## About this exercise
Reading the records below, find how many lines include the word "senare" and give that number alone.

Dataset rows for document pages

━━━━━━

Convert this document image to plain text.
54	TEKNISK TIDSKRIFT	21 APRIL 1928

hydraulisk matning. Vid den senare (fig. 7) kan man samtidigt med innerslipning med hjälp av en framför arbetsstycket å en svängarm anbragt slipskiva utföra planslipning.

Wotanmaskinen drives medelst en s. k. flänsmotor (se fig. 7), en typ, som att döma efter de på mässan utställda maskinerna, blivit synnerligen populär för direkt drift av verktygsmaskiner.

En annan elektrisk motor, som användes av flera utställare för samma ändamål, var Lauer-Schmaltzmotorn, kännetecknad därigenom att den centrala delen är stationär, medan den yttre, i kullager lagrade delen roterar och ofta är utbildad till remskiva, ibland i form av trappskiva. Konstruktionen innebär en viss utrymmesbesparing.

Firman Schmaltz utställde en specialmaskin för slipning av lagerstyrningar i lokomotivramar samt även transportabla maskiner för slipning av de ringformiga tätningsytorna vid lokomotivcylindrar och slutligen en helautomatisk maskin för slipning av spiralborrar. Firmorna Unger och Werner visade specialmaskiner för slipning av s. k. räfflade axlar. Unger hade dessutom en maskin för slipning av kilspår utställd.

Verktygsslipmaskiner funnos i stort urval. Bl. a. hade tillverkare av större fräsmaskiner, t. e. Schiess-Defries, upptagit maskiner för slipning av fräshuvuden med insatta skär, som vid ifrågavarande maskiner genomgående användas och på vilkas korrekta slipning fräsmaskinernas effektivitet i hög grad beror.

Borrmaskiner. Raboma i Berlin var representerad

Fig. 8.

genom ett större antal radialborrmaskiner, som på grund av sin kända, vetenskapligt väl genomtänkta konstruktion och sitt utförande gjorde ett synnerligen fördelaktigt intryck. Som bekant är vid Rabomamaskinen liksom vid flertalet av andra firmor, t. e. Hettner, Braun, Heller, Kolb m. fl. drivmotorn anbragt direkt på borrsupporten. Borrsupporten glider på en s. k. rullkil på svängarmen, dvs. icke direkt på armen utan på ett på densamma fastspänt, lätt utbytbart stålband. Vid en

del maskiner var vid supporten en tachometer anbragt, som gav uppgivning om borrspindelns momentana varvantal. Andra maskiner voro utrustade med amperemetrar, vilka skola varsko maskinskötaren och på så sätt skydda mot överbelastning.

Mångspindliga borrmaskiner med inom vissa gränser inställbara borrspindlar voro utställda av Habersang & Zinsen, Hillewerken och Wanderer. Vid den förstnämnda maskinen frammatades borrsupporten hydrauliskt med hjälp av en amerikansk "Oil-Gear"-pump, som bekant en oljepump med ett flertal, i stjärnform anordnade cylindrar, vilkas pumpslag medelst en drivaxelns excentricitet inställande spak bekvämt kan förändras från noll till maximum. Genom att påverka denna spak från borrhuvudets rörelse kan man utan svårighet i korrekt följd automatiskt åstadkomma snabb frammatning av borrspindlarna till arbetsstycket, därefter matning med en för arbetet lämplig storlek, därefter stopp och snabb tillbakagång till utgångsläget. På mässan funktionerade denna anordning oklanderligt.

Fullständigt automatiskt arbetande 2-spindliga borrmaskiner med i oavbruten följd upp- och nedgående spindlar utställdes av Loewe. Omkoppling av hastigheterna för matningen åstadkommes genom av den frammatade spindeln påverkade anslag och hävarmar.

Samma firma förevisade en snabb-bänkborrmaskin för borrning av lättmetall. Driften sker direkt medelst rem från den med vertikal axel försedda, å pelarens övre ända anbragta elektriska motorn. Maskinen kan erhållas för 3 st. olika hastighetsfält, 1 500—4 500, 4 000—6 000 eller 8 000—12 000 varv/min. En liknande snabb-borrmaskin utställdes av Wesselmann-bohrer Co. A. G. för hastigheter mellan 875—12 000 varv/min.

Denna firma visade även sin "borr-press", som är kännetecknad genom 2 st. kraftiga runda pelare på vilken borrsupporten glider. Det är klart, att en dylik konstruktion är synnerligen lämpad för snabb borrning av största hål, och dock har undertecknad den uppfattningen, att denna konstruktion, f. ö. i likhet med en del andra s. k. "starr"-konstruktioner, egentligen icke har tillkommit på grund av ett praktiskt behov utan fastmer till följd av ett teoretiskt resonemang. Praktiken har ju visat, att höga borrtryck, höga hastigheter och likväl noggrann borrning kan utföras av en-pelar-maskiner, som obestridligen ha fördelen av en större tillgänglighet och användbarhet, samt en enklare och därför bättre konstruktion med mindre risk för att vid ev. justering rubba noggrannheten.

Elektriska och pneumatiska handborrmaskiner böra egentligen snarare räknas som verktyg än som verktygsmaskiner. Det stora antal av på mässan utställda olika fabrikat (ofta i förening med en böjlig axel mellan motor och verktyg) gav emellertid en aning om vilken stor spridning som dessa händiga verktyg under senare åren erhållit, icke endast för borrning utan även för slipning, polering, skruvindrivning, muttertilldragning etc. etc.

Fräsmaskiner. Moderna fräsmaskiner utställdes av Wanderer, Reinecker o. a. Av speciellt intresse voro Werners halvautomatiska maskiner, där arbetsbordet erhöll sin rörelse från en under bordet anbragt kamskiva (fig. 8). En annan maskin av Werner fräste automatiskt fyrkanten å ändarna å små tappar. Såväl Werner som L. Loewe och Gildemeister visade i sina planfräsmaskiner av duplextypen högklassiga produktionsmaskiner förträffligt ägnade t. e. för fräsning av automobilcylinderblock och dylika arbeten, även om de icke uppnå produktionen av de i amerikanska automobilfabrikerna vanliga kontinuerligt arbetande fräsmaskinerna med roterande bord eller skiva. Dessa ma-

━━━━━━

## Solution
2